* **EXERCISE OBJECTIVE**
Your job is to retype all of the data word for word, leaving every image out.

--- Begin SOURCE RECORDS ---

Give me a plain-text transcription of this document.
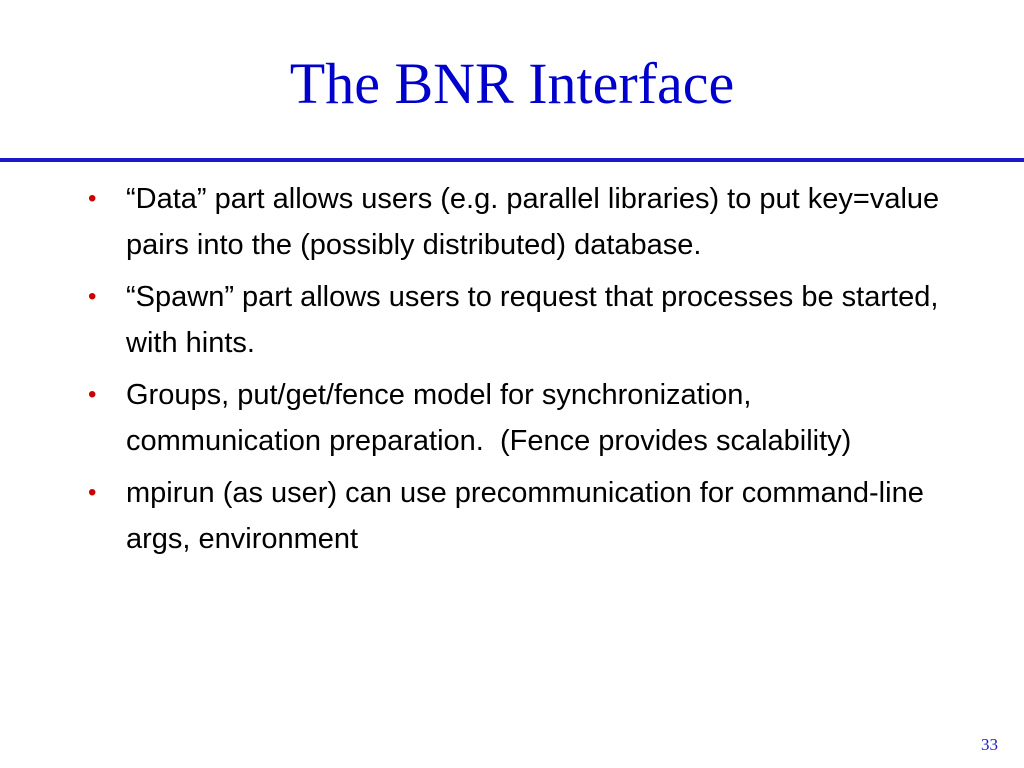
The BNR Interface
• “Data” part allows users (e.g. parallel libraries) to put key=value pairs into the (possibly distributed) database.
• “Spawn” part allows users to request that processes be started, with hints.
• Groups, put/get/fence model for synchronization, communication preparation.  (Fence provides scalability)
• mpirun (as user) can use precommunication for command-line args, environment
33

--- End SOURCE RECORDS ---

* **RESULT BELOW**
Give me a plain-text transcription of this document.
The BNR Interface
• “Data” part allows users (e.g. parallel libraries) to put key=value pairs into the (possibly distributed) database.
• “Spawn” part allows users to request that processes be started, with hints.
• Groups, put/get/fence model for synchronization, communication preparation.  (Fence provides scalability)
• mpirun (as user) can use precommunication for command-line args, environment
33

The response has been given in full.